# start of Given entries
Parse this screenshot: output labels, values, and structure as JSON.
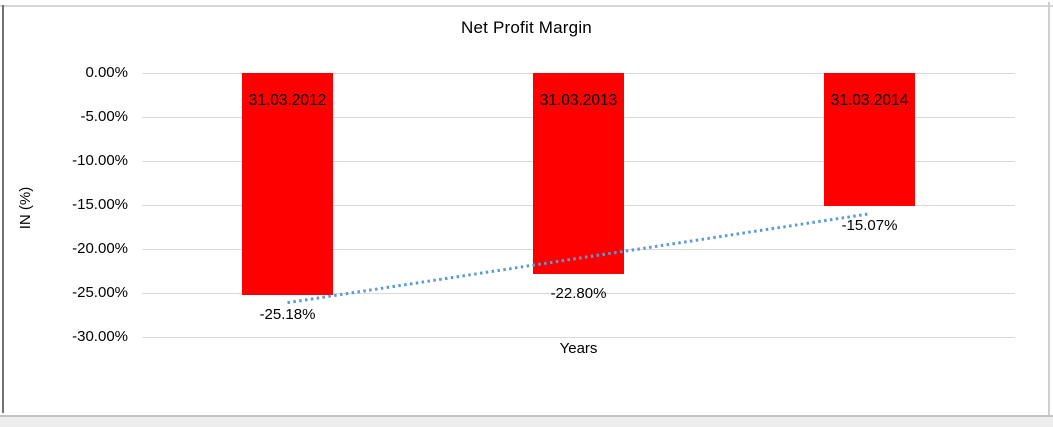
{
  "chart_data": {
    "type": "bar",
    "title": "Net Profit Margin",
    "xlabel": "Years",
    "ylabel": "IN (%)",
    "categories": [
      "31.03.2012",
      "31.03.2013",
      "31.03.2014"
    ],
    "values": [
      -25.18,
      -22.8,
      -15.07
    ],
    "data_labels": [
      "-25.18%",
      "-22.80%",
      "-15.07%"
    ],
    "yticks": [
      {
        "label": "0.00%",
        "value": 0
      },
      {
        "label": "-5.00%",
        "value": -5
      },
      {
        "label": "-10.00%",
        "value": -10
      },
      {
        "label": "-15.00%",
        "value": -15
      },
      {
        "label": "-20.00%",
        "value": -20
      },
      {
        "label": "-25.00%",
        "value": -25
      },
      {
        "label": "-30.00%",
        "value": -30
      }
    ],
    "ylim": [
      -30,
      0
    ],
    "grid": true,
    "legend": "none",
    "bar_color": "#ff0000",
    "gridline_color": "#d9d9d9",
    "text_color": "#000000",
    "trendline": {
      "type": "linear",
      "style": "dotted",
      "color": "#5b9bd5",
      "start_value_pct": -26.1,
      "end_value_pct": -16.0,
      "spans_categories": [
        "31.03.2012",
        "31.03.2014"
      ]
    }
  }
}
# end of Given entries
Exercise directions: Write the entries above out in full, exactly, with no images.

The response:
Parse this screenshot: output labels, values, and structure as JSON.
{
  "chart_data": {
    "type": "bar",
    "title": "Net Profit Margin",
    "xlabel": "Years",
    "ylabel": "IN (%)",
    "categories": [
      "31.03.2012",
      "31.03.2013",
      "31.03.2014"
    ],
    "values": [
      -25.18,
      -22.8,
      -15.07
    ],
    "data_labels": [
      "-25.18%",
      "-22.80%",
      "-15.07%"
    ],
    "yticks": [
      {
        "label": "0.00%",
        "value": 0
      },
      {
        "label": "-5.00%",
        "value": -5
      },
      {
        "label": "-10.00%",
        "value": -10
      },
      {
        "label": "-15.00%",
        "value": -15
      },
      {
        "label": "-20.00%",
        "value": -20
      },
      {
        "label": "-25.00%",
        "value": -25
      },
      {
        "label": "-30.00%",
        "value": -30
      }
    ],
    "ylim": [
      -30,
      0
    ],
    "grid": true,
    "legend": "none",
    "bar_color": "#ff0000",
    "gridline_color": "#d9d9d9",
    "text_color": "#000000",
    "trendline": {
      "type": "linear",
      "style": "dotted",
      "color": "#5b9bd5",
      "start_value_pct": -26.1,
      "end_value_pct": -16.0,
      "spans_categories": [
        "31.03.2012",
        "31.03.2014"
      ]
    }
  }
}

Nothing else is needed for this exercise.